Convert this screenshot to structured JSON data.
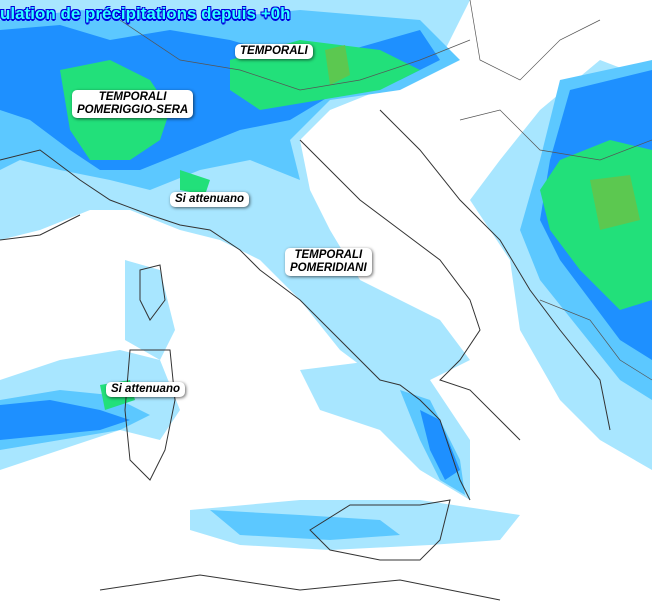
{
  "title": "ulation de précipitations depuis +0h",
  "colors": {
    "light": "#a8e6ff",
    "mid": "#5cc8ff",
    "blue": "#1e90ff",
    "deep": "#0a64f0",
    "green": "#22e07a",
    "olive": "#5cc850",
    "land": "#ffffff",
    "border": "#333333"
  },
  "labels": [
    {
      "lines": [
        "TEMPORALI"
      ]
    },
    {
      "lines": [
        "TEMPORALI",
        "POMERIGGIO-SERA"
      ]
    },
    {
      "lines": [
        "Si attenuano"
      ]
    },
    {
      "lines": [
        "TEMPORALI",
        "POMERIDIANI"
      ]
    },
    {
      "lines": [
        "Si attenuano"
      ]
    }
  ]
}
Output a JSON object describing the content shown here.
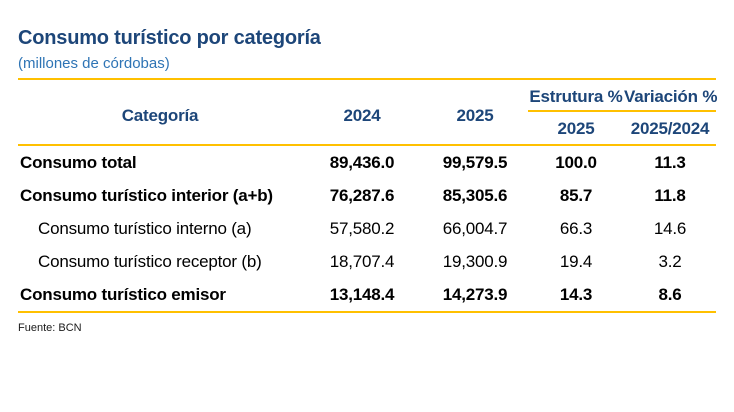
{
  "title": "Consumo turístico por categoría",
  "subtitle": "(millones de córdobas)",
  "colors": {
    "title_navy": "#1d4679",
    "subtitle_blue": "#2e74b5",
    "rule_gold": "#ffc000",
    "body_text": "#000000"
  },
  "table": {
    "header": {
      "category": "Categoría",
      "year_1": "2024",
      "year_2": "2025",
      "estructura_label": "Estrutura %",
      "estructura_sub": "2025",
      "variacion_label": "Variación %",
      "variacion_sub": "2025/2024"
    },
    "rows": [
      {
        "label": "Consumo total",
        "v2024": "89,436.0",
        "v2025": "99,579.5",
        "estructura": "100.0",
        "variacion": "11.3"
      },
      {
        "label": "Consumo turístico interior (a+b)",
        "v2024": "76,287.6",
        "v2025": "85,305.6",
        "estructura": "85.7",
        "variacion": "11.8"
      },
      {
        "label": "Consumo turístico interno (a)",
        "v2024": "57,580.2",
        "v2025": "66,004.7",
        "estructura": "66.3",
        "variacion": "14.6"
      },
      {
        "label": "Consumo turístico receptor (b)",
        "v2024": "18,707.4",
        "v2025": "19,300.9",
        "estructura": "19.4",
        "variacion": "3.2"
      },
      {
        "label": "Consumo turístico emisor",
        "v2024": "13,148.4",
        "v2025": "14,273.9",
        "estructura": "14.3",
        "variacion": "8.6"
      }
    ]
  },
  "footer": {
    "source": "Fuente: BCN"
  }
}
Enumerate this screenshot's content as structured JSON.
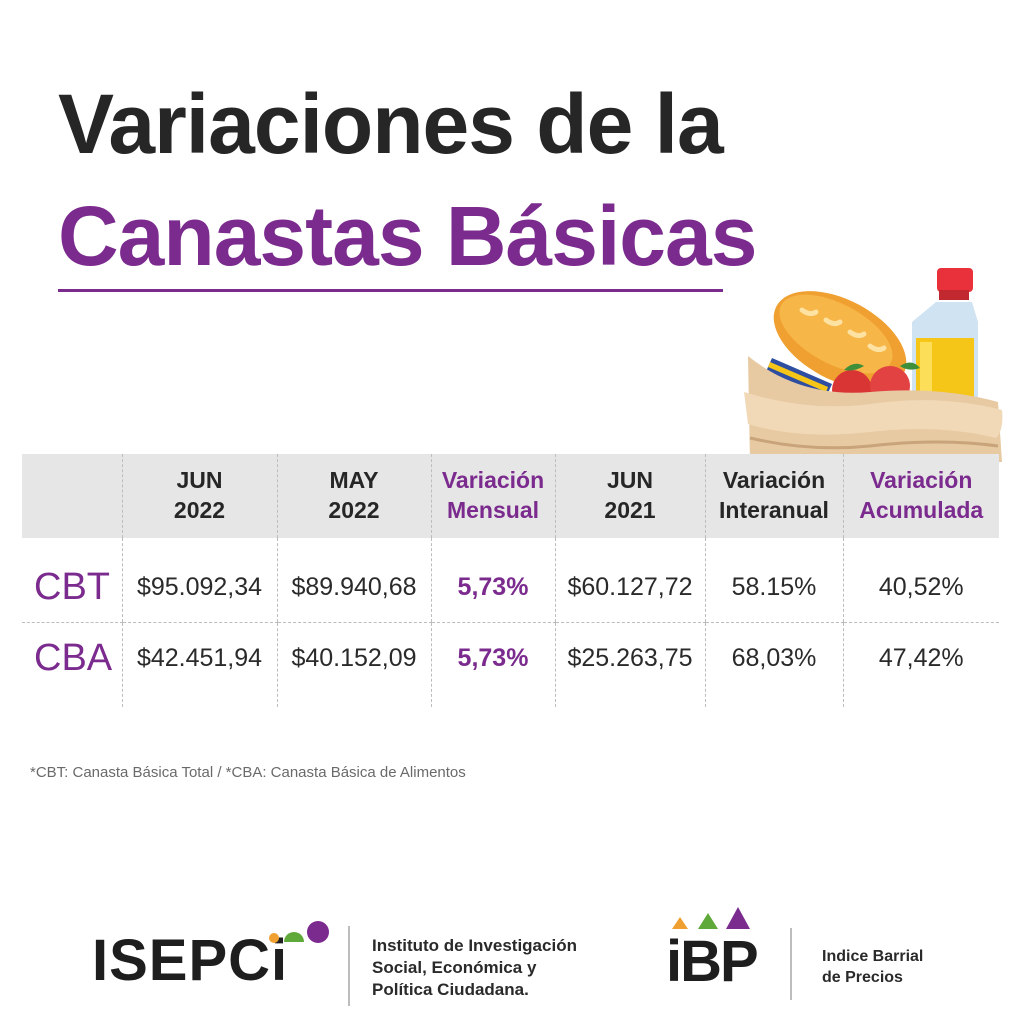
{
  "title": {
    "line1": "Variaciones de la",
    "line2": "Canastas Básicas"
  },
  "table": {
    "headers": [
      {
        "line1": "",
        "line2": ""
      },
      {
        "line1": "JUN",
        "line2": "2022"
      },
      {
        "line1": "MAY",
        "line2": "2022"
      },
      {
        "line1": "Variación",
        "line2": "Mensual"
      },
      {
        "line1": "JUN",
        "line2": "2021"
      },
      {
        "line1": "Variación",
        "line2": "Interanual"
      },
      {
        "line1": "Variación",
        "line2": "Acumulada"
      }
    ],
    "rows": [
      {
        "label": "CBT",
        "cells": [
          "$95.092,34",
          "$89.940,68",
          "5,73%",
          "$60.127,72",
          "58.15%",
          "40,52%"
        ]
      },
      {
        "label": "CBA",
        "cells": [
          "$42.451,94",
          "$40.152,09",
          "5,73%",
          "$25.263,75",
          "68,03%",
          "47,42%"
        ]
      }
    ]
  },
  "footnote": "*CBT: Canasta Básica Total / *CBA: Canasta Básica de Alimentos",
  "footer": {
    "isepci": {
      "logo_text": "ISEPCi",
      "description": [
        "Instituto de Investigación",
        "Social, Económica y",
        "Política Ciudadana."
      ]
    },
    "ibp": {
      "logo_text": "iBP",
      "description": [
        "Indice Barrial",
        "de Precios"
      ]
    }
  },
  "colors": {
    "accent": "#7b2a8e",
    "dark_text": "#262626",
    "header_bg": "#e6e6e6",
    "logo_green": "#5fa83a",
    "logo_orange": "#f0a030"
  },
  "icons": [
    "basket-illustration",
    "bread-icon",
    "bottle-icon",
    "apple-icon",
    "can-icon"
  ]
}
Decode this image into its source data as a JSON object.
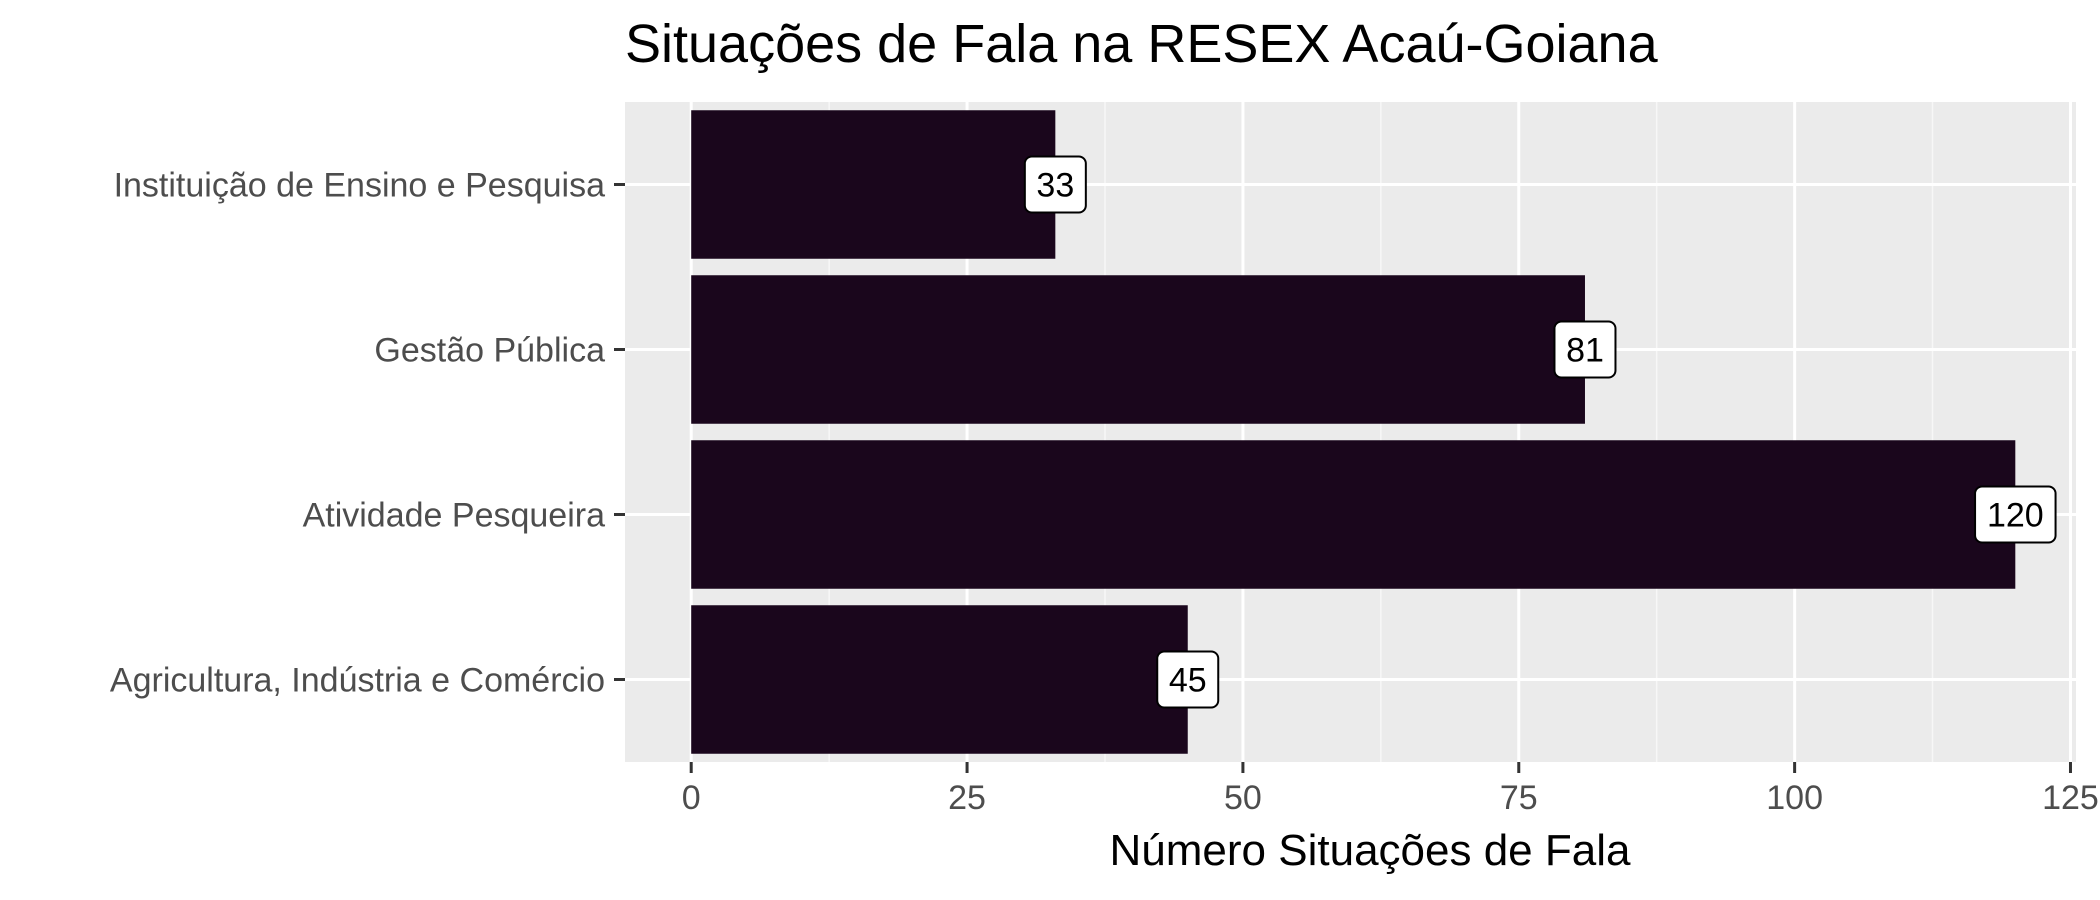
{
  "chart_data": {
    "type": "bar",
    "orientation": "horizontal",
    "title": "Situações de Fala na RESEX Acaú-Goiana",
    "xlabel": "Número Situações de Fala",
    "ylabel": "",
    "categories": [
      "Agricultura, Indústria e Comércio",
      "Atividade Pesqueira",
      "Gestão Pública",
      "Instituição de Ensino e Pesquisa"
    ],
    "values": [
      45,
      120,
      81,
      33
    ],
    "data_labels": [
      "45",
      "120",
      "81",
      "33"
    ],
    "xlim": [
      -6,
      125.5
    ],
    "x_ticks": [
      0,
      25,
      50,
      75,
      100,
      125
    ],
    "x_tick_labels": [
      "0",
      "25",
      "50",
      "75",
      "100",
      "125"
    ],
    "grid": true,
    "legend": "none",
    "colors": {
      "bar": "#1a061c",
      "panel": "#ebebeb",
      "grid_major": "#ffffff",
      "grid_minor": "#f7f7f7",
      "label_fill": "#ffffff",
      "label_border": "#000000"
    }
  }
}
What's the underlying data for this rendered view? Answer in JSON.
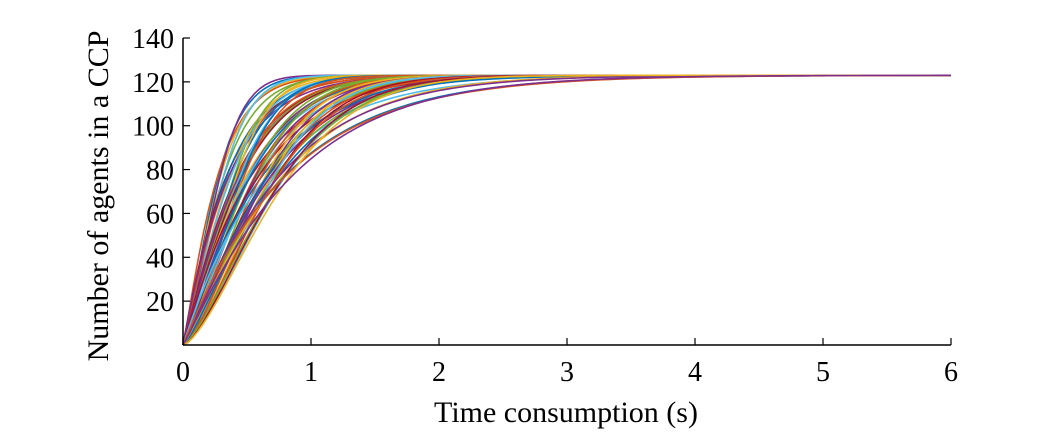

Problem to work on >>
Repeat the data in full and exactly. Omit pictures.

Task answer >>
Convert this screenshot to structured JSON data.
{
  "title": "ulation de précipitations depuis +0h",
  "colors": {
    "light": "#a8e6ff",
    "mid": "#5cc8ff",
    "blue": "#1e90ff",
    "deep": "#0a64f0",
    "green": "#22e07a",
    "olive": "#5cc850",
    "land": "#ffffff",
    "border": "#333333"
  },
  "labels": [
    {
      "lines": [
        "TEMPORALI"
      ]
    },
    {
      "lines": [
        "TEMPORALI",
        "POMERIGGIO-SERA"
      ]
    },
    {
      "lines": [
        "Si attenuano"
      ]
    },
    {
      "lines": [
        "TEMPORALI",
        "POMERIDIANI"
      ]
    },
    {
      "lines": [
        "Si attenuano"
      ]
    }
  ]
}
Output a JSON object describing the content shown here.
{
  "title": "Consumo turístico por categoría",
  "subtitle": "(millones de córdobas)",
  "colors": {
    "title_navy": "#1d4679",
    "subtitle_blue": "#2e74b5",
    "rule_gold": "#ffc000",
    "body_text": "#000000"
  },
  "table": {
    "header": {
      "category": "Categoría",
      "year_1": "2024",
      "year_2": "2025",
      "estructura_label": "Estrutura %",
      "estructura_sub": "2025",
      "variacion_label": "Variación %",
      "variacion_sub": "2025/2024"
    },
    "rows": [
      {
        "label": "Consumo total",
        "v2024": "89,436.0",
        "v2025": "99,579.5",
        "estructura": "100.0",
        "variacion": "11.3"
      },
      {
        "label": "Consumo turístico interior (a+b)",
        "v2024": "76,287.6",
        "v2025": "85,305.6",
        "estructura": "85.7",
        "variacion": "11.8"
      },
      {
        "label": "Consumo turístico interno (a)",
        "v2024": "57,580.2",
        "v2025": "66,004.7",
        "estructura": "66.3",
        "variacion": "14.6"
      },
      {
        "label": "Consumo turístico receptor (b)",
        "v2024": "18,707.4",
        "v2025": "19,300.9",
        "estructura": "19.4",
        "variacion": "3.2"
      },
      {
        "label": "Consumo turístico emisor",
        "v2024": "13,148.4",
        "v2025": "14,273.9",
        "estructura": "14.3",
        "variacion": "8.6"
      }
    ]
  },
  "footer": {
    "source": "Fuente: BCN"
  }
}
Enumerate this screenshot's content as structured JSON.
{
  "title": {
    "line1": "Variaciones de la",
    "line2": "Canastas Básicas"
  },
  "table": {
    "headers": [
      {
        "line1": "",
        "line2": ""
      },
      {
        "line1": "JUN",
        "line2": "2022"
      },
      {
        "line1": "MAY",
        "line2": "2022"
      },
      {
        "line1": "Variación",
        "line2": "Mensual"
      },
      {
        "line1": "JUN",
        "line2": "2021"
      },
      {
        "line1": "Variación",
        "line2": "Interanual"
      },
      {
        "line1": "Variación",
        "line2": "Acumulada"
      }
    ],
    "rows": [
      {
        "label": "CBT",
        "cells": [
          "$95.092,34",
          "$89.940,68",
          "5,73%",
          "$60.127,72",
          "58.15%",
          "40,52%"
        ]
      },
      {
        "label": "CBA",
        "cells": [
          "$42.451,94",
          "$40.152,09",
          "5,73%",
          "$25.263,75",
          "68,03%",
          "47,42%"
        ]
      }
    ]
  },
  "footnote": "*CBT: Canasta Básica Total / *CBA: Canasta Básica de Alimentos",
  "footer": {
    "isepci": {
      "logo_text": "ISEPCi",
      "description": [
        "Instituto de Investigación",
        "Social, Económica y",
        "Política Ciudadana."
      ]
    },
    "ibp": {
      "logo_text": "iBP",
      "description": [
        "Indice Barrial",
        "de Precios"
      ]
    }
  },
  "colors": {
    "accent": "#7b2a8e",
    "dark_text": "#262626",
    "header_bg": "#e6e6e6",
    "logo_green": "#5fa83a",
    "logo_orange": "#f0a030"
  },
  "icons": [
    "basket-illustration",
    "bread-icon",
    "bottle-icon",
    "apple-icon",
    "can-icon"
  ]
}
Decode this image into its source data as a JSON object.
{
  "chart_data": {
    "type": "bar",
    "orientation": "horizontal",
    "title": "Situações de Fala na RESEX Acaú-Goiana",
    "xlabel": "Número Situações de Fala",
    "ylabel": "",
    "categories": [
      "Agricultura, Indústria e Comércio",
      "Atividade Pesqueira",
      "Gestão Pública",
      "Instituição de Ensino e Pesquisa"
    ],
    "values": [
      45,
      120,
      81,
      33
    ],
    "data_labels": [
      "45",
      "120",
      "81",
      "33"
    ],
    "xlim": [
      -6,
      125.5
    ],
    "x_ticks": [
      0,
      25,
      50,
      75,
      100,
      125
    ],
    "x_tick_labels": [
      "0",
      "25",
      "50",
      "75",
      "100",
      "125"
    ],
    "grid": true,
    "legend": "none",
    "colors": {
      "bar": "#1a061c",
      "panel": "#ebebeb",
      "grid_major": "#ffffff",
      "grid_minor": "#f7f7f7",
      "label_fill": "#ffffff",
      "label_border": "#000000"
    }
  }
}
What's the underlying data for this rendered view? Answer in JSON.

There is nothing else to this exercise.